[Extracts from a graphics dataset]

>> START

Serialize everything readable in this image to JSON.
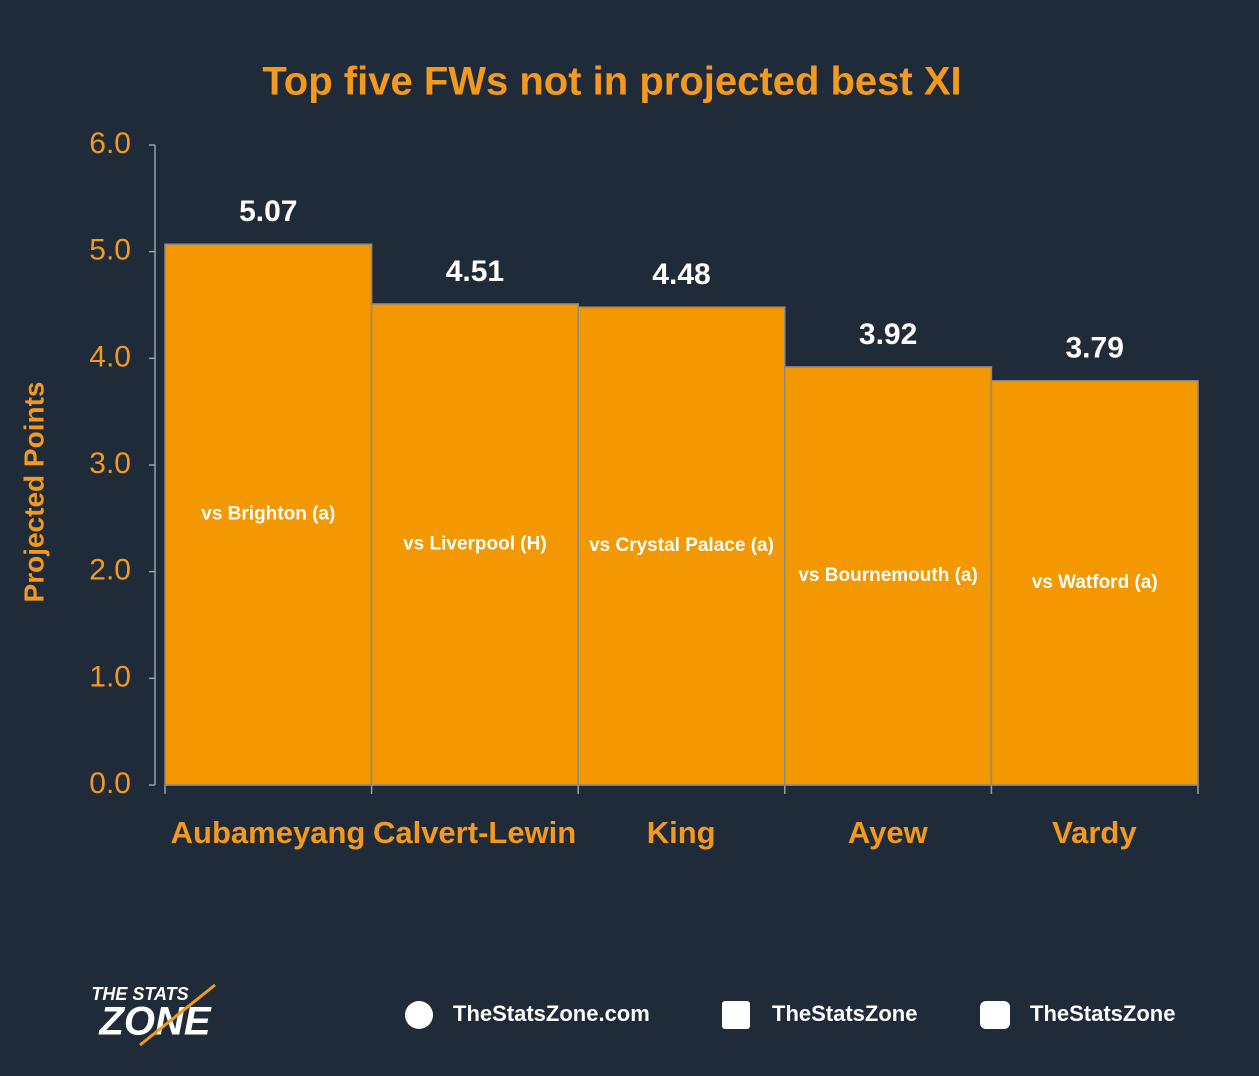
{
  "chart_data": {
    "type": "bar",
    "title": "Top five FWs not in projected best XI",
    "y_label": "Projected Points",
    "categories": [
      "Aubameyang",
      "Calvert-Lewin",
      "King",
      "Ayew",
      "Vardy"
    ],
    "values": [
      5.07,
      4.51,
      4.48,
      3.92,
      3.79
    ],
    "bar_labels": [
      "vs Brighton (a)",
      "vs Liverpool (H)",
      "vs Crystal Palace (a)",
      "vs Bournemouth (a)",
      "vs Watford (a)"
    ],
    "color": "#f39800",
    "ylim": [
      0,
      6
    ],
    "yticks": [
      {
        "value": 0,
        "label": "0.0"
      },
      {
        "value": 1,
        "label": "1.0"
      },
      {
        "value": 2,
        "label": "2.0"
      },
      {
        "value": 3,
        "label": "3.0"
      },
      {
        "value": 4,
        "label": "4.0"
      },
      {
        "value": 5,
        "label": "5.0"
      },
      {
        "value": 6,
        "label": "6.0"
      }
    ],
    "grid": false
  },
  "footer": {
    "logo_top": "THE STATS",
    "logo_main": "ZONE",
    "website": "TheStatsZone.com",
    "facebook": "TheStatsZone",
    "twitter": "TheStatsZone"
  }
}
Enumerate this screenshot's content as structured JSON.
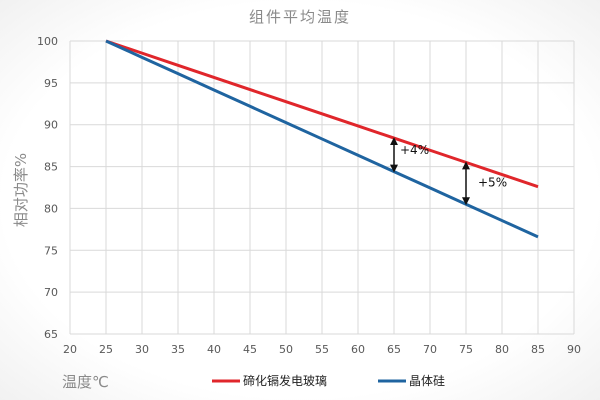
{
  "chart_data": {
    "type": "line",
    "title": "组件平均温度",
    "xlabel": "温度℃",
    "ylabel": "相对功率%",
    "xlim": [
      20,
      90
    ],
    "ylim": [
      65,
      100
    ],
    "x_ticks": [
      20,
      25,
      30,
      35,
      40,
      45,
      50,
      55,
      60,
      65,
      70,
      75,
      80,
      85,
      90
    ],
    "y_ticks": [
      65,
      70,
      75,
      80,
      85,
      90,
      95,
      100
    ],
    "grid": true,
    "legend_position": "bottom",
    "x": [
      25,
      30,
      35,
      40,
      45,
      50,
      55,
      60,
      65,
      70,
      75,
      80,
      85
    ],
    "series": [
      {
        "name": "碲化镉发电玻璃",
        "color": "#e0262b",
        "values": [
          100,
          98.55,
          97.1,
          95.65,
          94.2,
          92.75,
          91.3,
          89.85,
          88.4,
          86.95,
          85.5,
          84.05,
          82.6
        ]
      },
      {
        "name": "晶体硅",
        "color": "#1f64a0",
        "values": [
          100,
          98.05,
          96.1,
          94.15,
          92.2,
          90.25,
          88.3,
          86.35,
          84.4,
          82.45,
          80.5,
          78.55,
          76.6
        ]
      }
    ],
    "annotations": [
      {
        "x": 65,
        "from": 84.4,
        "to": 88.4,
        "text": "+4%"
      },
      {
        "x": 75,
        "from": 80.5,
        "to": 85.5,
        "text": "+5%"
      }
    ]
  }
}
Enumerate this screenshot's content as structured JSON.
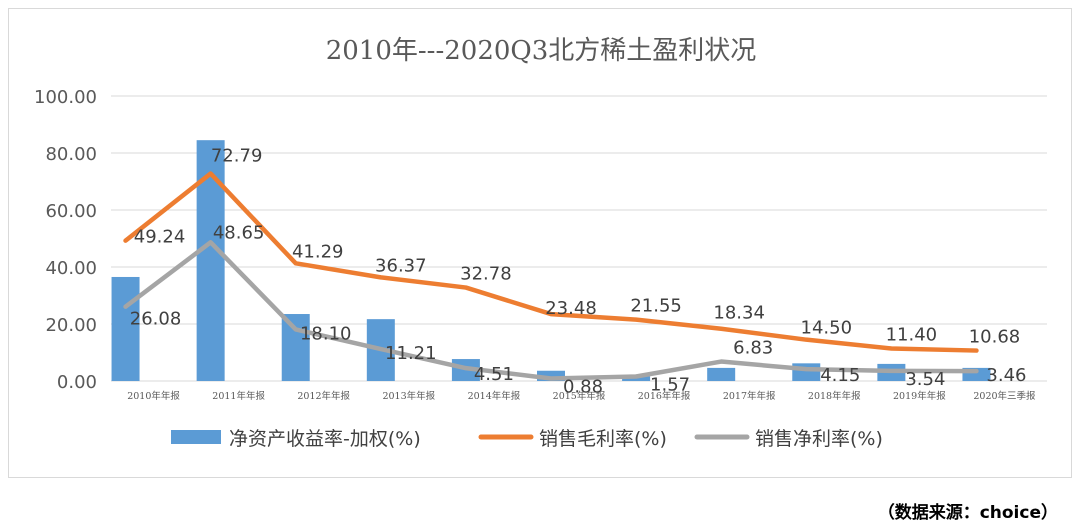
{
  "chart_data": {
    "type": "bar+line",
    "title": "2010年---2020Q3北方稀土盈利状况",
    "categories": [
      "2010年年报",
      "2011年年报",
      "2012年年报",
      "2013年年报",
      "2014年年报",
      "2015年年报",
      "2016年年报",
      "2017年年报",
      "2018年年报",
      "2019年年报",
      "2020年三季报"
    ],
    "ylim": [
      0,
      100
    ],
    "yticks": [
      "0.00",
      "20.00",
      "40.00",
      "60.00",
      "80.00",
      "100.00"
    ],
    "grid": true,
    "legend_position": "bottom",
    "series": [
      {
        "name": "净资产收益率-加权(%)",
        "type": "bar",
        "color": "#5B9BD5",
        "values": [
          36.5,
          84.5,
          23.5,
          21.7,
          7.7,
          3.6,
          1.6,
          4.6,
          6.2,
          6.0,
          4.6
        ]
      },
      {
        "name": "销售毛利率(%)",
        "type": "line",
        "color": "#ED7D31",
        "values": [
          49.24,
          72.79,
          41.29,
          36.37,
          32.78,
          23.48,
          21.55,
          18.34,
          14.5,
          11.4,
          10.68
        ],
        "labels": [
          "49.24",
          "72.79",
          "41.29",
          "36.37",
          "32.78",
          "23.48",
          "21.55",
          "18.34",
          "14.50",
          "11.40",
          "10.68"
        ]
      },
      {
        "name": "销售净利率(%)",
        "type": "line",
        "color": "#A5A5A5",
        "values": [
          26.08,
          48.65,
          18.1,
          11.21,
          4.51,
          0.88,
          1.57,
          6.83,
          4.15,
          3.54,
          3.46
        ],
        "labels": [
          "26.08",
          "48.65",
          "18.10",
          "11.21",
          "4.51",
          "0.88",
          "1.57",
          "6.83",
          "4.15",
          "3.54",
          "3.46"
        ]
      }
    ]
  },
  "source_note": "（数据来源：choice）"
}
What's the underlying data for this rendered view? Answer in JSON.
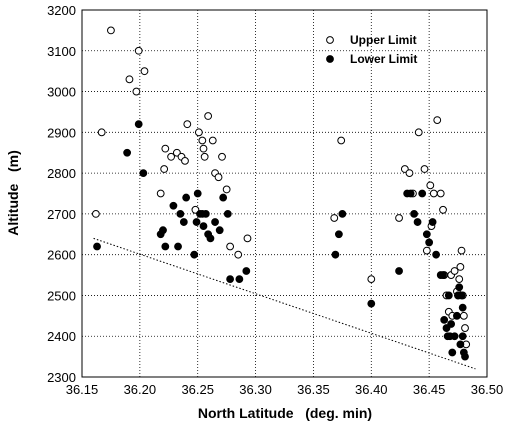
{
  "chart_data": {
    "type": "scatter",
    "title": "",
    "xlabel": "North Latitude   (deg. min)",
    "ylabel": "Altitude   (m)",
    "xlim": [
      36.15,
      36.5
    ],
    "ylim": [
      2300,
      3200
    ],
    "xticks": [
      "36.15",
      "36.20",
      "36.25",
      "36.30",
      "36.35",
      "36.40",
      "36.45",
      "36.50"
    ],
    "yticks": [
      "2300",
      "2400",
      "2500",
      "2600",
      "2700",
      "2800",
      "2900",
      "3000",
      "3100",
      "3200"
    ],
    "grid": true,
    "legend_position": "top-right",
    "series": [
      {
        "name": "Upper Limit",
        "marker": "open-circle",
        "color": "#000000",
        "points": [
          [
            36.162,
            2700
          ],
          [
            36.167,
            2900
          ],
          [
            36.175,
            3150
          ],
          [
            36.191,
            3030
          ],
          [
            36.197,
            3000
          ],
          [
            36.199,
            3100
          ],
          [
            36.204,
            3050
          ],
          [
            36.218,
            2750
          ],
          [
            36.221,
            2810
          ],
          [
            36.222,
            2860
          ],
          [
            36.227,
            2840
          ],
          [
            36.232,
            2850
          ],
          [
            36.236,
            2840
          ],
          [
            36.239,
            2830
          ],
          [
            36.241,
            2920
          ],
          [
            36.248,
            2710
          ],
          [
            36.251,
            2900
          ],
          [
            36.254,
            2880
          ],
          [
            36.255,
            2860
          ],
          [
            36.256,
            2840
          ],
          [
            36.259,
            2940
          ],
          [
            36.263,
            2880
          ],
          [
            36.265,
            2800
          ],
          [
            36.268,
            2790
          ],
          [
            36.271,
            2840
          ],
          [
            36.275,
            2760
          ],
          [
            36.278,
            2620
          ],
          [
            36.285,
            2600
          ],
          [
            36.293,
            2640
          ],
          [
            36.368,
            2690
          ],
          [
            36.374,
            2880
          ],
          [
            36.4,
            2540
          ],
          [
            36.424,
            2690
          ],
          [
            36.429,
            2810
          ],
          [
            36.433,
            2800
          ],
          [
            36.436,
            2750
          ],
          [
            36.441,
            2900
          ],
          [
            36.446,
            2810
          ],
          [
            36.448,
            2610
          ],
          [
            36.451,
            2770
          ],
          [
            36.452,
            2670
          ],
          [
            36.454,
            2750
          ],
          [
            36.457,
            2930
          ],
          [
            36.46,
            2750
          ],
          [
            36.462,
            2710
          ],
          [
            36.463,
            2550
          ],
          [
            36.465,
            2500
          ],
          [
            36.467,
            2460
          ],
          [
            36.469,
            2550
          ],
          [
            36.47,
            2450
          ],
          [
            36.472,
            2560
          ],
          [
            36.474,
            2510
          ],
          [
            36.476,
            2540
          ],
          [
            36.477,
            2570
          ],
          [
            36.478,
            2610
          ],
          [
            36.479,
            2500
          ],
          [
            36.48,
            2450
          ],
          [
            36.481,
            2420
          ],
          [
            36.482,
            2380
          ]
        ]
      },
      {
        "name": "Lower Limit",
        "marker": "filled-circle",
        "color": "#000000",
        "points": [
          [
            36.163,
            2620
          ],
          [
            36.189,
            2850
          ],
          [
            36.199,
            2920
          ],
          [
            36.203,
            2800
          ],
          [
            36.218,
            2650
          ],
          [
            36.22,
            2660
          ],
          [
            36.222,
            2620
          ],
          [
            36.229,
            2720
          ],
          [
            36.233,
            2620
          ],
          [
            36.235,
            2700
          ],
          [
            36.238,
            2680
          ],
          [
            36.24,
            2740
          ],
          [
            36.247,
            2600
          ],
          [
            36.249,
            2680
          ],
          [
            36.25,
            2750
          ],
          [
            36.252,
            2700
          ],
          [
            36.254,
            2700
          ],
          [
            36.255,
            2670
          ],
          [
            36.257,
            2700
          ],
          [
            36.259,
            2650
          ],
          [
            36.261,
            2640
          ],
          [
            36.265,
            2680
          ],
          [
            36.269,
            2660
          ],
          [
            36.272,
            2740
          ],
          [
            36.276,
            2700
          ],
          [
            36.278,
            2540
          ],
          [
            36.286,
            2540
          ],
          [
            36.292,
            2560
          ],
          [
            36.369,
            2600
          ],
          [
            36.372,
            2650
          ],
          [
            36.375,
            2700
          ],
          [
            36.4,
            2480
          ],
          [
            36.424,
            2560
          ],
          [
            36.431,
            2750
          ],
          [
            36.434,
            2750
          ],
          [
            36.437,
            2700
          ],
          [
            36.44,
            2680
          ],
          [
            36.444,
            2750
          ],
          [
            36.448,
            2650
          ],
          [
            36.45,
            2630
          ],
          [
            36.453,
            2680
          ],
          [
            36.456,
            2600
          ],
          [
            36.46,
            2550
          ],
          [
            36.462,
            2550
          ],
          [
            36.463,
            2440
          ],
          [
            36.465,
            2420
          ],
          [
            36.466,
            2400
          ],
          [
            36.467,
            2500
          ],
          [
            36.468,
            2400
          ],
          [
            36.469,
            2430
          ],
          [
            36.47,
            2360
          ],
          [
            36.472,
            2400
          ],
          [
            36.474,
            2450
          ],
          [
            36.475,
            2500
          ],
          [
            36.476,
            2520
          ],
          [
            36.477,
            2380
          ],
          [
            36.478,
            2500
          ],
          [
            36.479,
            2400
          ],
          [
            36.48,
            2360
          ],
          [
            36.481,
            2350
          ],
          [
            36.475,
            2500
          ],
          [
            36.479,
            2470
          ]
        ]
      }
    ],
    "trend_line": {
      "style": "dotted",
      "from": [
        36.16,
        2640
      ],
      "to": [
        36.49,
        2320
      ]
    }
  }
}
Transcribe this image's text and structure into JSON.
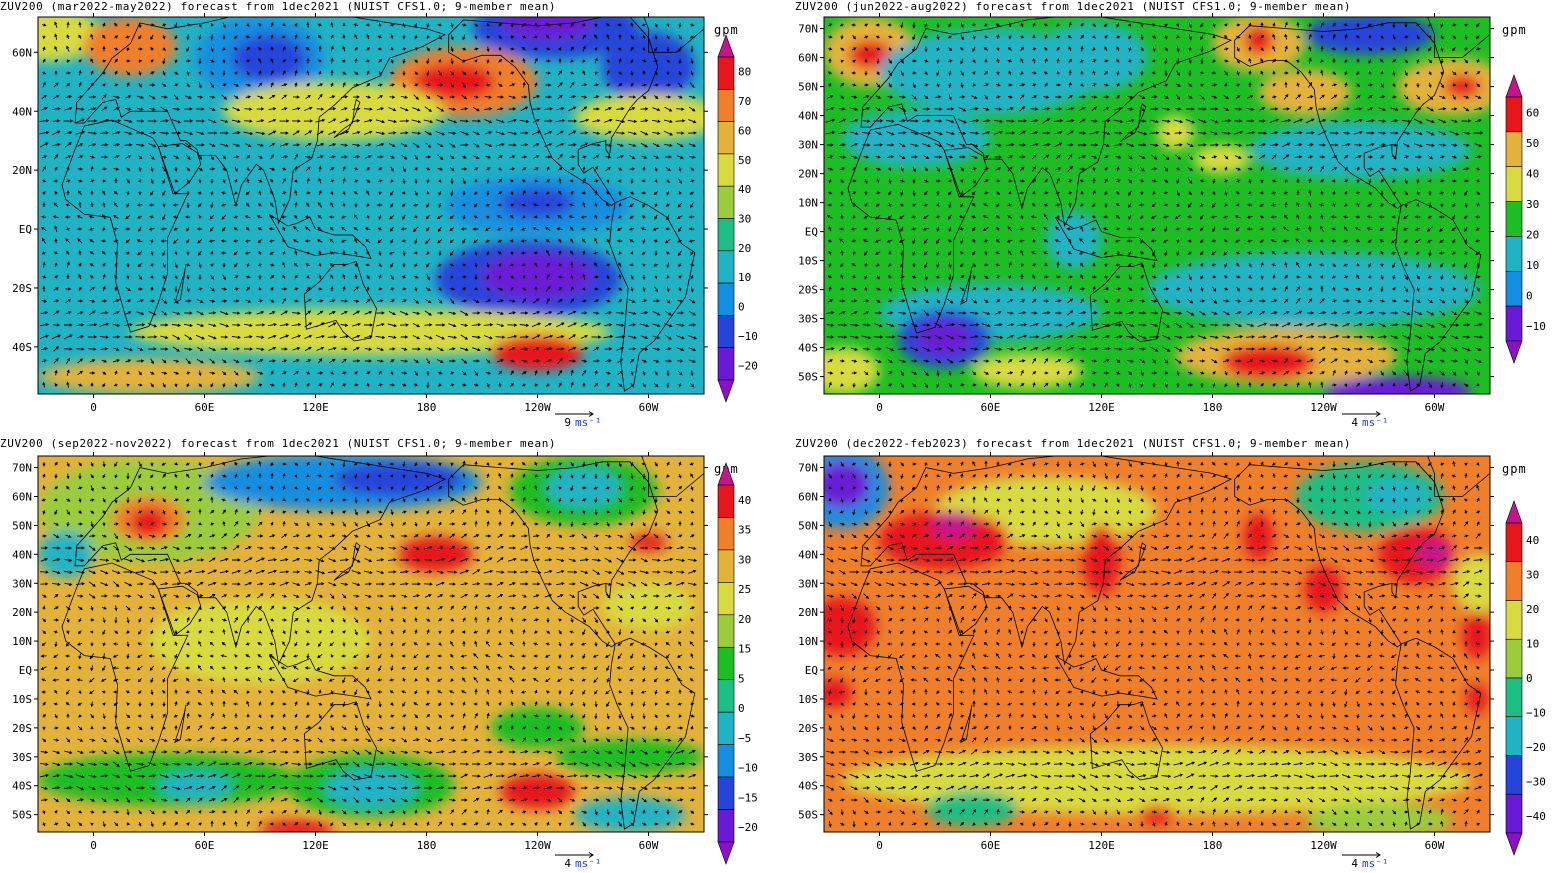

>> END

*Written exercise:* From the data, collect all lines where the string "JSON" appears.

*Response to this task:*
Serialize everything readable in this image to JSON.
Enumerate this screenshot's content as structured JSON.
Enumerate this screenshot's content as structured JSON.
What's the underlying data for this rendered view? Answer in JSON.
Transcribe this image's text and structure into JSON.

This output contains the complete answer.